WHAT YOU WILL DO ::
Find the lines that hold the word "Assorted" and return them.

DATA ENTRIES ::
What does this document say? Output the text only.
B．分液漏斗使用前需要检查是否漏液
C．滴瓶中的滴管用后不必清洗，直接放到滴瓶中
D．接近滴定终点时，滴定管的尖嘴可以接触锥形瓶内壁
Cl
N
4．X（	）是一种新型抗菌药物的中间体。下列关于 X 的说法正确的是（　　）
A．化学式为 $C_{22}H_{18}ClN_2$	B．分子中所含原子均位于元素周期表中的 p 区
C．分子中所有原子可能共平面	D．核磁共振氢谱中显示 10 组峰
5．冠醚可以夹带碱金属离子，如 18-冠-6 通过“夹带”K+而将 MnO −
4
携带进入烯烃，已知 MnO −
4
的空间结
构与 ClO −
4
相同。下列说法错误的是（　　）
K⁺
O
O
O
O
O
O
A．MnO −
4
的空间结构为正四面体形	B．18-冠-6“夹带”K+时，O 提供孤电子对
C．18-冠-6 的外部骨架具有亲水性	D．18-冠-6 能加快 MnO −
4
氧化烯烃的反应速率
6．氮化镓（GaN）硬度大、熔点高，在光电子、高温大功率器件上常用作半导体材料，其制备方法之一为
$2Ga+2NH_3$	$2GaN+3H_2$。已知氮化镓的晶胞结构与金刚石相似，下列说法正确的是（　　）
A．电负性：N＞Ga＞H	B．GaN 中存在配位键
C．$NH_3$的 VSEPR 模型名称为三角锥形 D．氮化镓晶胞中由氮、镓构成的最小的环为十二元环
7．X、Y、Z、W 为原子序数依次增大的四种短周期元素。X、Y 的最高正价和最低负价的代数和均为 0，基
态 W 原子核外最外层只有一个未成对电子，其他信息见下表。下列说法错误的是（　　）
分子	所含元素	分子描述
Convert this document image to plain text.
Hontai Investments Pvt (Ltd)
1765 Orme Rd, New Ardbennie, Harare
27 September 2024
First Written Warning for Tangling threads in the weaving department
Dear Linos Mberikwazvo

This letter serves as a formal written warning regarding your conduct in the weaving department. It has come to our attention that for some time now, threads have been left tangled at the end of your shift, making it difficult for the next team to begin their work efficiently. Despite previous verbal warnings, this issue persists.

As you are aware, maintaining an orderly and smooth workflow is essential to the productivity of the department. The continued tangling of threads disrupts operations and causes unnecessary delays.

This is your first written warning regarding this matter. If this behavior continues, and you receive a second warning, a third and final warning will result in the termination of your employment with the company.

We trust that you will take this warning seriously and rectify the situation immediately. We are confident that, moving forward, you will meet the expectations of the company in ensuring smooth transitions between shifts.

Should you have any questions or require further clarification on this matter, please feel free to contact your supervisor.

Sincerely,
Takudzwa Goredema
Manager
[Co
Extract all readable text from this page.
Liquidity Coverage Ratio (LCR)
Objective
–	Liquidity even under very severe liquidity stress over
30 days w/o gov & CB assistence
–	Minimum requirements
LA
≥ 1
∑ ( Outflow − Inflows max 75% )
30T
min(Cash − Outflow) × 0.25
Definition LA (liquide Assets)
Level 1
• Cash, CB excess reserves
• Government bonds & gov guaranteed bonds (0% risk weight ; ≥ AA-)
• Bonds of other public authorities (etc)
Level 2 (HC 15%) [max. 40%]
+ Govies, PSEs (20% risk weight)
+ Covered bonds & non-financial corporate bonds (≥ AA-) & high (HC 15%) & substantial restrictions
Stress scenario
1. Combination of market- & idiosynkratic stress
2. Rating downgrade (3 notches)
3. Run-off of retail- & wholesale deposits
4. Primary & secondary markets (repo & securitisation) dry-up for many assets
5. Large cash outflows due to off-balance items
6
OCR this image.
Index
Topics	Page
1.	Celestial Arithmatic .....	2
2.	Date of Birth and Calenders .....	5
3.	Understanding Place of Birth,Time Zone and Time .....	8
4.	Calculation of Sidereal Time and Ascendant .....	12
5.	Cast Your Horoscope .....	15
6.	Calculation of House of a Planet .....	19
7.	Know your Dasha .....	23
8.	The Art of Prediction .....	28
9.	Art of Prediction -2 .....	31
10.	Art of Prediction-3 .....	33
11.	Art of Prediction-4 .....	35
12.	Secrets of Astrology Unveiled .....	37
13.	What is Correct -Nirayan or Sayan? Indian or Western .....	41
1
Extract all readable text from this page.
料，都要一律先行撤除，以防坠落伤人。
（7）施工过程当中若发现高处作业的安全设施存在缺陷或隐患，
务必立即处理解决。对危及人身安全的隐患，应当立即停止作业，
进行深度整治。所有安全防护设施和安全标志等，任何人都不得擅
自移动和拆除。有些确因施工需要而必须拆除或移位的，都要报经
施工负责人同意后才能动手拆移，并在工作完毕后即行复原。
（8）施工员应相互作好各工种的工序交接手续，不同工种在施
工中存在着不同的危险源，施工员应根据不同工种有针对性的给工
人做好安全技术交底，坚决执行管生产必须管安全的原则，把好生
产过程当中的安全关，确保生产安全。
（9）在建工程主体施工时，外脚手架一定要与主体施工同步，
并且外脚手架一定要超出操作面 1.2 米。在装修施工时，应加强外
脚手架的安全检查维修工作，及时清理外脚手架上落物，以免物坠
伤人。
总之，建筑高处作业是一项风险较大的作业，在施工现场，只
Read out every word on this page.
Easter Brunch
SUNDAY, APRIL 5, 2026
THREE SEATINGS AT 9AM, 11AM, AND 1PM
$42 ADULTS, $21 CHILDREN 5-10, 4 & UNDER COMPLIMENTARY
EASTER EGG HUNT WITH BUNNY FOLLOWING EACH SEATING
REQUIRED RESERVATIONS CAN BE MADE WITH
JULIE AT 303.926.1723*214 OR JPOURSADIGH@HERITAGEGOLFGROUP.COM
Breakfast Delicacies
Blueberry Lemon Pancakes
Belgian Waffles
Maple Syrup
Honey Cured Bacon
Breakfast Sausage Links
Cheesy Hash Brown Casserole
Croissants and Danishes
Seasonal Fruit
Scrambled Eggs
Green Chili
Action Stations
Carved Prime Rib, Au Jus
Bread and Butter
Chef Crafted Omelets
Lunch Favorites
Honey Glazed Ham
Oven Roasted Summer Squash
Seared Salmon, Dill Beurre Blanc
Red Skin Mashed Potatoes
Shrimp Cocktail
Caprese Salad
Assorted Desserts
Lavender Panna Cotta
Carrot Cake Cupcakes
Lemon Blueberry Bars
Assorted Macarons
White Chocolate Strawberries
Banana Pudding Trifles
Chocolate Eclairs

WRITTEN ANSWER ::
Assorted Desserts
Assorted Macarons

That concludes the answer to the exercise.